__What the task requires__:
Reproduce the entries in full, with no changes.

--------------------------------------------------

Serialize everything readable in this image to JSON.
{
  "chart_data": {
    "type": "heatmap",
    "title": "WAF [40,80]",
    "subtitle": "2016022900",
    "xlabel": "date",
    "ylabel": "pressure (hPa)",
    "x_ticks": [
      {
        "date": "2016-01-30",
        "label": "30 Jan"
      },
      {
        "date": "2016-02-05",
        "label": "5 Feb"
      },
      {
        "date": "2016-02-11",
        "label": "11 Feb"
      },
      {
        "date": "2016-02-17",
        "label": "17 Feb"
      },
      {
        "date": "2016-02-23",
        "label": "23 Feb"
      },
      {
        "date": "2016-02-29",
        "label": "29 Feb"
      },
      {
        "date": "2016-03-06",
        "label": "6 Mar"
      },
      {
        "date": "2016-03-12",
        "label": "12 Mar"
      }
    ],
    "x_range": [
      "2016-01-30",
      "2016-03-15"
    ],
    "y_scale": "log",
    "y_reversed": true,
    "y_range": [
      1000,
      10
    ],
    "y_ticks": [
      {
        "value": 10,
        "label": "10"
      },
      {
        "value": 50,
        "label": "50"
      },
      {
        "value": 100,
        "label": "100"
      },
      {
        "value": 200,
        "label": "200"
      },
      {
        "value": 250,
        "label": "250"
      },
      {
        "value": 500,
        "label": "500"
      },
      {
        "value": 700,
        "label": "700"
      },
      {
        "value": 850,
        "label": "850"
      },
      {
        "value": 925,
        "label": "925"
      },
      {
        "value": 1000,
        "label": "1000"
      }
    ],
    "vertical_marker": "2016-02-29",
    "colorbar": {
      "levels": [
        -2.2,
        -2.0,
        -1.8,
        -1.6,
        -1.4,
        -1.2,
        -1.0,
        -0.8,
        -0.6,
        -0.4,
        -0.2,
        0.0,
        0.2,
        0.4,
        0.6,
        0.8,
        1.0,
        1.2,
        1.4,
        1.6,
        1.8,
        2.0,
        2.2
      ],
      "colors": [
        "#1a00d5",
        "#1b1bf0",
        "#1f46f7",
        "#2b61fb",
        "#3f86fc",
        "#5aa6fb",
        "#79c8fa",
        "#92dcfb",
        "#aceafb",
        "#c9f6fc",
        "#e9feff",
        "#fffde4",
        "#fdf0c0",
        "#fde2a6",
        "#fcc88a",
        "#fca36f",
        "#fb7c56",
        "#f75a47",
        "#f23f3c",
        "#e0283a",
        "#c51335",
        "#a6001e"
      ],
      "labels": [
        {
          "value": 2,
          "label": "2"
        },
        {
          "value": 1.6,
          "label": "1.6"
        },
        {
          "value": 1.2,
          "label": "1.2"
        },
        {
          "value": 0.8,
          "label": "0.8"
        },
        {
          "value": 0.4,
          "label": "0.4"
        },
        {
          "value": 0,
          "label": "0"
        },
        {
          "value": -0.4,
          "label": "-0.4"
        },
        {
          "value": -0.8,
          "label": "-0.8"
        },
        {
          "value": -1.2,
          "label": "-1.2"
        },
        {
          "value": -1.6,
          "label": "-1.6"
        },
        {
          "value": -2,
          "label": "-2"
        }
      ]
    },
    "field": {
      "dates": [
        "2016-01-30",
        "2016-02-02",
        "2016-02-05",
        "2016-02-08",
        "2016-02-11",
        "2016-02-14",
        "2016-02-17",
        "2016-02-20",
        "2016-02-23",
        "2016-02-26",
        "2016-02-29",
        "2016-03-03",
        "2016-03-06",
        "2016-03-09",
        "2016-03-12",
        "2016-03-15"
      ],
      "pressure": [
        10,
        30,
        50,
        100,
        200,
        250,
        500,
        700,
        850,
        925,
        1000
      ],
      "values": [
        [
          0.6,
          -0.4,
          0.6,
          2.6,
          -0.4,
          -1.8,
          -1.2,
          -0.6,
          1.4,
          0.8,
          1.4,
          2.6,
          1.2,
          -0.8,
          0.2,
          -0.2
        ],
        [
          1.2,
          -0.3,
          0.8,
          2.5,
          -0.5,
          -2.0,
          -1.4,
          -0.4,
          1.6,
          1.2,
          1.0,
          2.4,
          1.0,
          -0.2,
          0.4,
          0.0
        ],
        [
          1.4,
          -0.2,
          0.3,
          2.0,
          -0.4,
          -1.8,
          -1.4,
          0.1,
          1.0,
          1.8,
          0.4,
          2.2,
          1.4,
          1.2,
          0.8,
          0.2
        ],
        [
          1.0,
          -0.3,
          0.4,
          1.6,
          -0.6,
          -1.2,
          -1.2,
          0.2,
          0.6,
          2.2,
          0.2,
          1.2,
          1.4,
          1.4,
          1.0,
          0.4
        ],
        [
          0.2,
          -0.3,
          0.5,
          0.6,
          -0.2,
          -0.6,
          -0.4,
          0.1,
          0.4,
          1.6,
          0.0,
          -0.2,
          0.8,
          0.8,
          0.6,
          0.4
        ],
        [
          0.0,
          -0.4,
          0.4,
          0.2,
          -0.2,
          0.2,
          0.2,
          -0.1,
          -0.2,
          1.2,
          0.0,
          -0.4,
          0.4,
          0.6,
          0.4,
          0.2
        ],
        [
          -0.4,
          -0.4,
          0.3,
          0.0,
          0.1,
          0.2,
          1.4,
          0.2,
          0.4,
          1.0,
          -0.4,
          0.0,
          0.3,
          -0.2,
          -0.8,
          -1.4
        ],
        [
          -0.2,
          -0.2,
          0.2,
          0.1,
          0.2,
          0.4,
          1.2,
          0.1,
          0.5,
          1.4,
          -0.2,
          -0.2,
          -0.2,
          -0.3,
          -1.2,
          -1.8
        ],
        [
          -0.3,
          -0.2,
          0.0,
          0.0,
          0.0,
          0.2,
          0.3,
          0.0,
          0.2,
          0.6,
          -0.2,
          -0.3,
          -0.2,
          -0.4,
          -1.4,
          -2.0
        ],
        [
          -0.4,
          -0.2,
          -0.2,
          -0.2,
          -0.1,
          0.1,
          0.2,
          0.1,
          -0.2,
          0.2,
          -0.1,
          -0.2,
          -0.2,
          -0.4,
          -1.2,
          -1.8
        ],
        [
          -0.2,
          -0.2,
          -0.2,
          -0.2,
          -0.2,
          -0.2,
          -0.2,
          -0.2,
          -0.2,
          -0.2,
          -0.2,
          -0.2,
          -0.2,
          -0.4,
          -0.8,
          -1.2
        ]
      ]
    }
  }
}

--------------------------------------------------

__Written response__:
Serialize everything readable in this image to JSON.
{
  "chart_data": {
    "type": "heatmap",
    "title": "WAF [40,80]",
    "subtitle": "2016022900",
    "xlabel": "date",
    "ylabel": "pressure (hPa)",
    "x_ticks": [
      {
        "date": "2016-01-30",
        "label": "30 Jan"
      },
      {
        "date": "2016-02-05",
        "label": "5 Feb"
      },
      {
        "date": "2016-02-11",
        "label": "11 Feb"
      },
      {
        "date": "2016-02-17",
        "label": "17 Feb"
      },
      {
        "date": "2016-02-23",
        "label": "23 Feb"
      },
      {
        "date": "2016-02-29",
        "label": "29 Feb"
      },
      {
        "date": "2016-03-06",
        "label": "6 Mar"
      },
      {
        "date": "2016-03-12",
        "label": "12 Mar"
      }
    ],
    "x_range": [
      "2016-01-30",
      "2016-03-15"
    ],
    "y_scale": "log",
    "y_reversed": true,
    "y_range": [
      1000,
      10
    ],
    "y_ticks": [
      {
        "value": 10,
        "label": "10"
      },
      {
        "value": 50,
        "label": "50"
      },
      {
        "value": 100,
        "label": "100"
      },
      {
        "value": 200,
        "label": "200"
      },
      {
        "value": 250,
        "label": "250"
      },
      {
        "value": 500,
        "label": "500"
      },
      {
        "value": 700,
        "label": "700"
      },
      {
        "value": 850,
        "label": "850"
      },
      {
        "value": 925,
        "label": "925"
      },
      {
        "value": 1000,
        "label": "1000"
      }
    ],
    "vertical_marker": "2016-02-29",
    "colorbar": {
      "levels": [
        -2.2,
        -2.0,
        -1.8,
        -1.6,
        -1.4,
        -1.2,
        -1.0,
        -0.8,
        -0.6,
        -0.4,
        -0.2,
        0.0,
        0.2,
        0.4,
        0.6,
        0.8,
        1.0,
        1.2,
        1.4,
        1.6,
        1.8,
        2.0,
        2.2
      ],
      "colors": [
        "#1a00d5",
        "#1b1bf0",
        "#1f46f7",
        "#2b61fb",
        "#3f86fc",
        "#5aa6fb",
        "#79c8fa",
        "#92dcfb",
        "#aceafb",
        "#c9f6fc",
        "#e9feff",
        "#fffde4",
        "#fdf0c0",
        "#fde2a6",
        "#fcc88a",
        "#fca36f",
        "#fb7c56",
        "#f75a47",
        "#f23f3c",
        "#e0283a",
        "#c51335",
        "#a6001e"
      ],
      "labels": [
        {
          "value": 2,
          "label": "2"
        },
        {
          "value": 1.6,
          "label": "1.6"
        },
        {
          "value": 1.2,
          "label": "1.2"
        },
        {
          "value": 0.8,
          "label": "0.8"
        },
        {
          "value": 0.4,
          "label": "0.4"
        },
        {
          "value": 0,
          "label": "0"
        },
        {
          "value": -0.4,
          "label": "-0.4"
        },
        {
          "value": -0.8,
          "label": "-0.8"
        },
        {
          "value": -1.2,
          "label": "-1.2"
        },
        {
          "value": -1.6,
          "label": "-1.6"
        },
        {
          "value": -2,
          "label": "-2"
        }
      ]
    },
    "field": {
      "dates": [
        "2016-01-30",
        "2016-02-02",
        "2016-02-05",
        "2016-02-08",
        "2016-02-11",
        "2016-02-14",
        "2016-02-17",
        "2016-02-20",
        "2016-02-23",
        "2016-02-26",
        "2016-02-29",
        "2016-03-03",
        "2016-03-06",
        "2016-03-09",
        "2016-03-12",
        "2016-03-15"
      ],
      "pressure": [
        10,
        30,
        50,
        100,
        200,
        250,
        500,
        700,
        850,
        925,
        1000
      ],
      "values": [
        [
          0.6,
          -0.4,
          0.6,
          2.6,
          -0.4,
          -1.8,
          -1.2,
          -0.6,
          1.4,
          0.8,
          1.4,
          2.6,
          1.2,
          -0.8,
          0.2,
          -0.2
        ],
        [
          1.2,
          -0.3,
          0.8,
          2.5,
          -0.5,
          -2.0,
          -1.4,
          -0.4,
          1.6,
          1.2,
          1.0,
          2.4,
          1.0,
          -0.2,
          0.4,
          0.0
        ],
        [
          1.4,
          -0.2,
          0.3,
          2.0,
          -0.4,
          -1.8,
          -1.4,
          0.1,
          1.0,
          1.8,
          0.4,
          2.2,
          1.4,
          1.2,
          0.8,
          0.2
        ],
        [
          1.0,
          -0.3,
          0.4,
          1.6,
          -0.6,
          -1.2,
          -1.2,
          0.2,
          0.6,
          2.2,
          0.2,
          1.2,
          1.4,
          1.4,
          1.0,
          0.4
        ],
        [
          0.2,
          -0.3,
          0.5,
          0.6,
          -0.2,
          -0.6,
          -0.4,
          0.1,
          0.4,
          1.6,
          0.0,
          -0.2,
          0.8,
          0.8,
          0.6,
          0.4
        ],
        [
          0.0,
          -0.4,
          0.4,
          0.2,
          -0.2,
          0.2,
          0.2,
          -0.1,
          -0.2,
          1.2,
          0.0,
          -0.4,
          0.4,
          0.6,
          0.4,
          0.2
        ],
        [
          -0.4,
          -0.4,
          0.3,
          0.0,
          0.1,
          0.2,
          1.4,
          0.2,
          0.4,
          1.0,
          -0.4,
          0.0,
          0.3,
          -0.2,
          -0.8,
          -1.4
        ],
        [
          -0.2,
          -0.2,
          0.2,
          0.1,
          0.2,
          0.4,
          1.2,
          0.1,
          0.5,
          1.4,
          -0.2,
          -0.2,
          -0.2,
          -0.3,
          -1.2,
          -1.8
        ],
        [
          -0.3,
          -0.2,
          0.0,
          0.0,
          0.0,
          0.2,
          0.3,
          0.0,
          0.2,
          0.6,
          -0.2,
          -0.3,
          -0.2,
          -0.4,
          -1.4,
          -2.0
        ],
        [
          -0.4,
          -0.2,
          -0.2,
          -0.2,
          -0.1,
          0.1,
          0.2,
          0.1,
          -0.2,
          0.2,
          -0.1,
          -0.2,
          -0.2,
          -0.4,
          -1.2,
          -1.8
        ],
        [
          -0.2,
          -0.2,
          -0.2,
          -0.2,
          -0.2,
          -0.2,
          -0.2,
          -0.2,
          -0.2,
          -0.2,
          -0.2,
          -0.2,
          -0.2,
          -0.4,
          -0.8,
          -1.2
        ]
      ]
    }
  }
}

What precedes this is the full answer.